WHAT IS REQUIRED:
Extract the full listing verbatim and drop any pictures from your copy.
## BEGIN DATA FOR THE TASK
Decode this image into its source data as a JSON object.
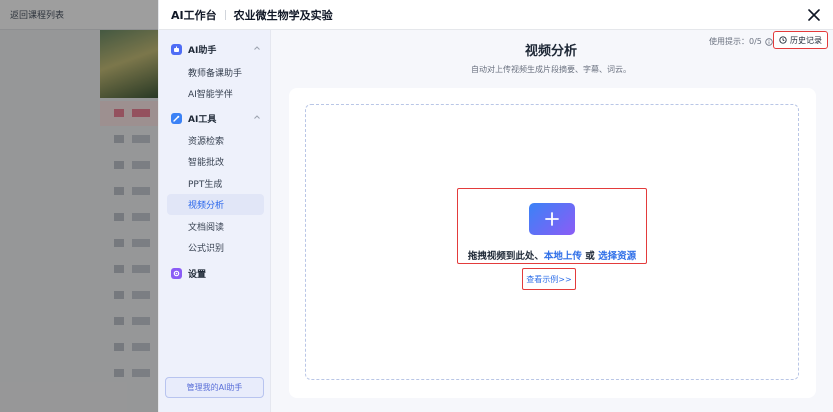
{
  "background": {
    "back_text": "返回课程列表"
  },
  "modal": {
    "title": "AI工作台",
    "course": "农业微生物学及实验"
  },
  "sidebar": {
    "groups": [
      {
        "label": "AI助手",
        "icon": "robot-icon",
        "color": "#4f6df5",
        "items": [
          {
            "label": "教师备课助手",
            "active": false
          },
          {
            "label": "AI智能学伴",
            "active": false
          }
        ]
      },
      {
        "label": "AI工具",
        "icon": "tool-icon",
        "color": "#3b82f6",
        "items": [
          {
            "label": "资源检索",
            "active": false
          },
          {
            "label": "智能批改",
            "active": false
          },
          {
            "label": "PPT生成",
            "active": false
          },
          {
            "label": "视频分析",
            "active": true
          },
          {
            "label": "文档阅读",
            "active": false
          },
          {
            "label": "公式识别",
            "active": false
          }
        ]
      },
      {
        "label": "设置",
        "icon": "settings-icon",
        "color": "#8b5cf6",
        "items": []
      }
    ],
    "manage_button": "管理我的AI助手"
  },
  "main": {
    "usage_label": "使用提示：0/5",
    "history_button": "历史记录",
    "title": "视频分析",
    "subtitle": "自动对上传视频生成片段摘要、字幕、词云。",
    "upload": {
      "prefix": "拖拽视频到此处、",
      "local_upload": "本地上传",
      "or": " 或 ",
      "choose_resource": "选择资源"
    },
    "example_link": "查看示例>>"
  },
  "colors": {
    "accent": "#2f6fe8",
    "highlight_border": "#e33b3b",
    "gradient_start": "#3b82f6",
    "gradient_end": "#8b5cf6"
  }
}
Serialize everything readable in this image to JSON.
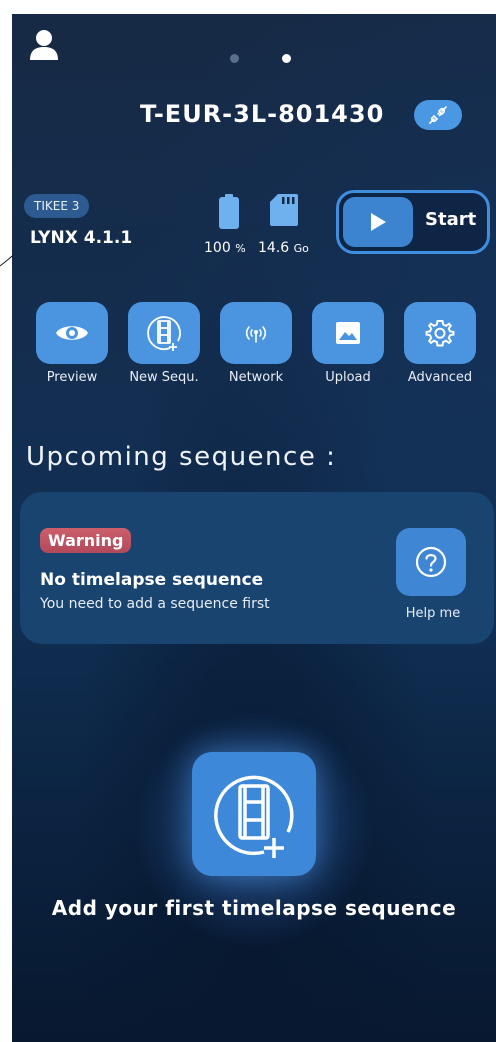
{
  "header": {
    "user_icon": "user-icon",
    "pager": {
      "count": 2,
      "active_index": 1
    },
    "device_name": "T-EUR-3L-801430",
    "link_icon": "link-icon"
  },
  "device": {
    "model_tag": "TIKEE 3",
    "firmware": "LYNX 4.1.1",
    "battery": {
      "value": "100",
      "unit": "%",
      "icon": "battery-icon"
    },
    "storage": {
      "value": "14.6",
      "unit": "Go",
      "icon": "sd-card-icon"
    }
  },
  "start": {
    "label": "Start",
    "icon": "play-icon"
  },
  "actions": [
    {
      "label": "Preview",
      "icon": "eye-icon"
    },
    {
      "label": "New Sequ.",
      "icon": "film-add-icon"
    },
    {
      "label": "Network",
      "icon": "wifi-signal-icon"
    },
    {
      "label": "Upload",
      "icon": "image-icon"
    },
    {
      "label": "Advanced",
      "icon": "gear-icon"
    }
  ],
  "upcoming": {
    "title": "Upcoming sequence :",
    "badge": "Warning",
    "heading": "No timelapse sequence",
    "message": "You need to add a sequence first",
    "help_label": "Help me",
    "help_icon": "question-icon"
  },
  "add_sequence": {
    "label": "Add your first timelapse sequence",
    "icon": "film-add-icon"
  },
  "colors": {
    "accent": "#4b95e0",
    "warning": "#c4535f",
    "background": "#132b4b"
  }
}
## END DATA FOR THE TASK
TASK SOLUTION:
Decode this image into its source data as a JSON object.
{
  "background": {
    "back_text": "返回课程列表"
  },
  "modal": {
    "title": "AI工作台",
    "course": "农业微生物学及实验"
  },
  "sidebar": {
    "groups": [
      {
        "label": "AI助手",
        "icon": "robot-icon",
        "color": "#4f6df5",
        "items": [
          {
            "label": "教师备课助手",
            "active": false
          },
          {
            "label": "AI智能学伴",
            "active": false
          }
        ]
      },
      {
        "label": "AI工具",
        "icon": "tool-icon",
        "color": "#3b82f6",
        "items": [
          {
            "label": "资源检索",
            "active": false
          },
          {
            "label": "智能批改",
            "active": false
          },
          {
            "label": "PPT生成",
            "active": false
          },
          {
            "label": "视频分析",
            "active": true
          },
          {
            "label": "文档阅读",
            "active": false
          },
          {
            "label": "公式识别",
            "active": false
          }
        ]
      },
      {
        "label": "设置",
        "icon": "settings-icon",
        "color": "#8b5cf6",
        "items": []
      }
    ],
    "manage_button": "管理我的AI助手"
  },
  "main": {
    "usage_label": "使用提示：0/5",
    "history_button": "历史记录",
    "title": "视频分析",
    "subtitle": "自动对上传视频生成片段摘要、字幕、词云。",
    "upload": {
      "prefix": "拖拽视频到此处、",
      "local_upload": "本地上传",
      "or": " 或 ",
      "choose_resource": "选择资源"
    },
    "example_link": "查看示例>>"
  },
  "colors": {
    "accent": "#2f6fe8",
    "highlight_border": "#e33b3b",
    "gradient_start": "#3b82f6",
    "gradient_end": "#8b5cf6"
  }
}
Serialize everything readable in this image to JSON.
{
  "header": {
    "user_icon": "user-icon",
    "pager": {
      "count": 2,
      "active_index": 1
    },
    "device_name": "T-EUR-3L-801430",
    "link_icon": "link-icon"
  },
  "device": {
    "model_tag": "TIKEE 3",
    "firmware": "LYNX 4.1.1",
    "battery": {
      "value": "100",
      "unit": "%",
      "icon": "battery-icon"
    },
    "storage": {
      "value": "14.6",
      "unit": "Go",
      "icon": "sd-card-icon"
    }
  },
  "start": {
    "label": "Start",
    "icon": "play-icon"
  },
  "actions": [
    {
      "label": "Preview",
      "icon": "eye-icon"
    },
    {
      "label": "New Sequ.",
      "icon": "film-add-icon"
    },
    {
      "label": "Network",
      "icon": "wifi-signal-icon"
    },
    {
      "label": "Upload",
      "icon": "image-icon"
    },
    {
      "label": "Advanced",
      "icon": "gear-icon"
    }
  ],
  "upcoming": {
    "title": "Upcoming sequence :",
    "badge": "Warning",
    "heading": "No timelapse sequence",
    "message": "You need to add a sequence first",
    "help_label": "Help me",
    "help_icon": "question-icon"
  },
  "add_sequence": {
    "label": "Add your first timelapse sequence",
    "icon": "film-add-icon"
  },
  "colors": {
    "accent": "#4b95e0",
    "warning": "#c4535f",
    "background": "#132b4b"
  }
}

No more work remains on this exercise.